TEXTAUSZUG:
--------------------------------

Altreifen Wiederverwertung

Alte Autoreifen zu entsorgen gilt als eines der größten Umweltprobleme. 

  • Mittelständler recycelt Altreifen und weckt Interessen von Großkonzernen
  • Allein in Deutschland fallen pro Jahr rund 600.000 Tonnen Altreifen an / Weltweit landen 26 Millionen Altreifen auf Deponien
  • Nur 17 Prozent werden in Deutschland recycelt
  • 200.000 Tonnen Altreifen werden immer noch verbrannt. Das verursacht rund 500.000 CO2
  • Chemiekonzern BASF sieht enormes Potenzial bei Ressourcenerhalt

Aus alt mach neu, das ist inzwischen üblich, wo immer es geht. Und manchmal eine richtig gute Idee: Ein Mittelständler im Saarland hat ein Verfahren ausgetüftelt, mit dem Altreifen nachhaltig und sauber recycelt werden können. Der Einstieg in eine Kreislaufwirtschaft mit weltweiten Chancen. Damit hat er auch eine enorme Nachfrage bei großen Chemie-Konzernen ins Rollen gebracht.

Altreifen recyceln statt verbrennen oder illegal entsorgen

Recycling: Granulat aus Altreifen Mit einem neuen Verfahren können Altreifen nachhaltig und sauber recycelt werden. | Bild: SR

Es gibt sie in klein und groß. Nach ein paar Jahren sind sie aber alle durch. Allein in Deutschland fallen pro Jahr rund 600.000 Tonnen Altreifen an. Ein großer Teil davon wird immer noch verbrannt. Einige werden auch illegal in Wäldern entsorgt. Pascal Klein wollte eine nachhaltige Lösung. Seit 12 Jahren arbeitet er an der Idee, ausrangierte Reifen zu recyceln und mit Hilfe eines neuen Verfahrens in ihre Ausgangsstoffe zu zerlegen. Dafür wurde er lange Zeit belächelt.

--------------------------------

GESPEICHERTE DATEN:

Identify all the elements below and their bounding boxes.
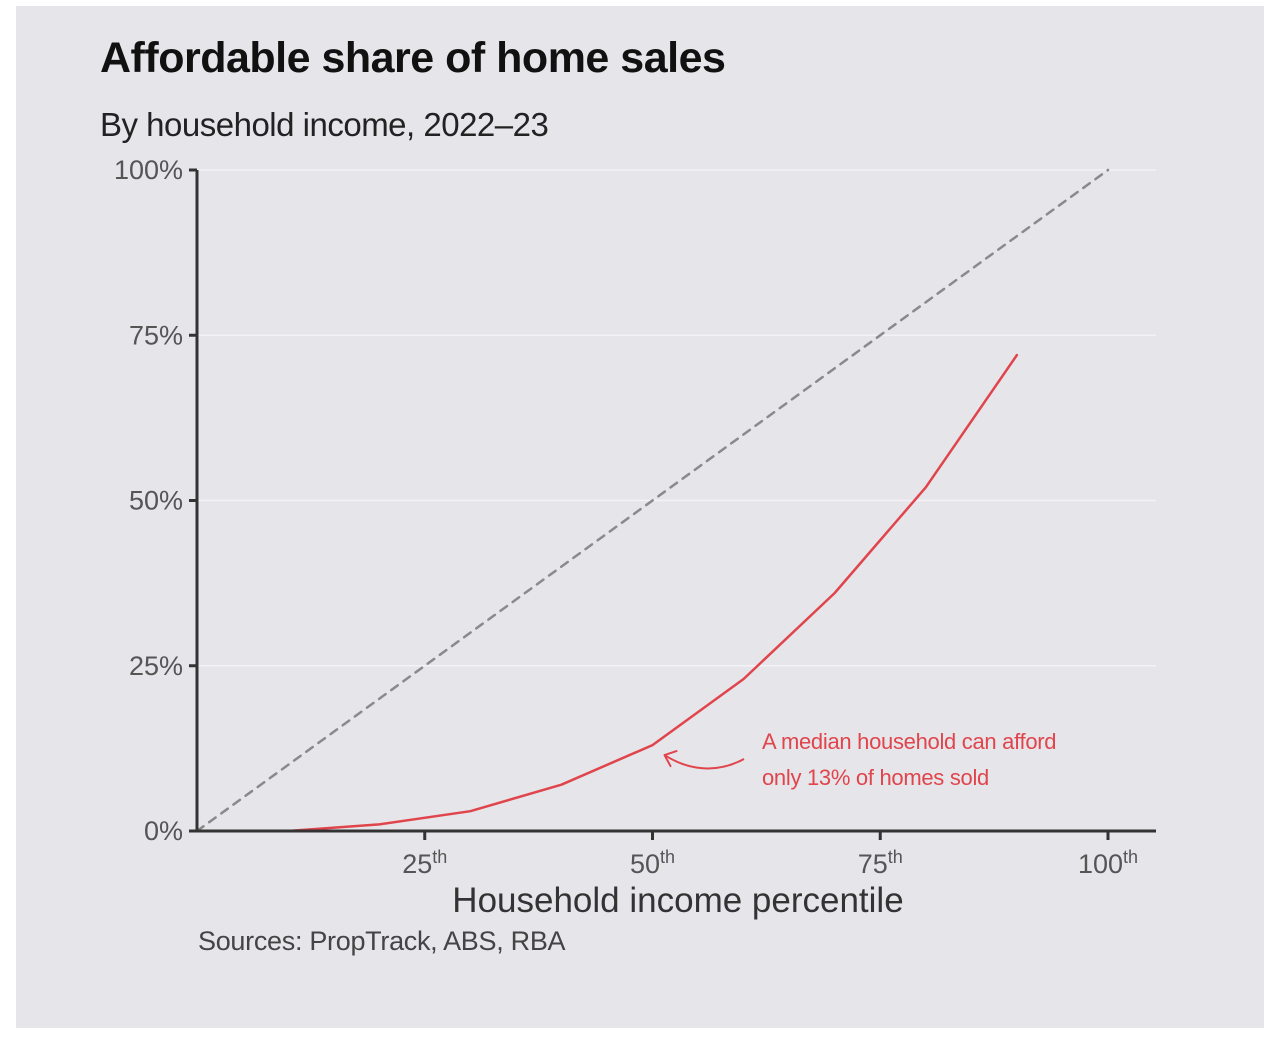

--------------------------------

AUFGABEN:
(1) Welche Arten des Umgangs mit Altreifen nennt der Altreifen-Text? Zählen Sie alle auf.
(2) Tauschen Sie im Altreifen-Text „Wäldern“ gegen „Flüssen“ aus und geben Sie den Abschnitt zwischen „Es gibt sie“ und „lange Zeit belächelt.“, beide eingeschlossen, neu wieder.
Die Daten spielen hierfür keine Rolle.

LÖSUNGEN:
(1)
- recyceln
- verbrennen
- auf Deponien lagern
- illegal in Wäldern entsorgen

(2)
Es gibt sie in klein und groß. Nach ein paar Jahren sind sie aber alle durch. Allein in Deutschland fallen pro Jahr rund 600.000 Tonnen Altreifen an. Ein großer Teil davon wird immer noch verbrannt. Einige werden auch illegal in Flüssen entsorgt. Pascal Klein wollte eine nachhaltige Lösung. Seit 12 Jahren arbeitet er an der Idee, ausrangierte Reifen zu recyceln und mit Hilfe eines neuen Verfahrens in ihre Ausgangsstoffe zu zerlegen. Dafür wurde er lange Zeit belächelt.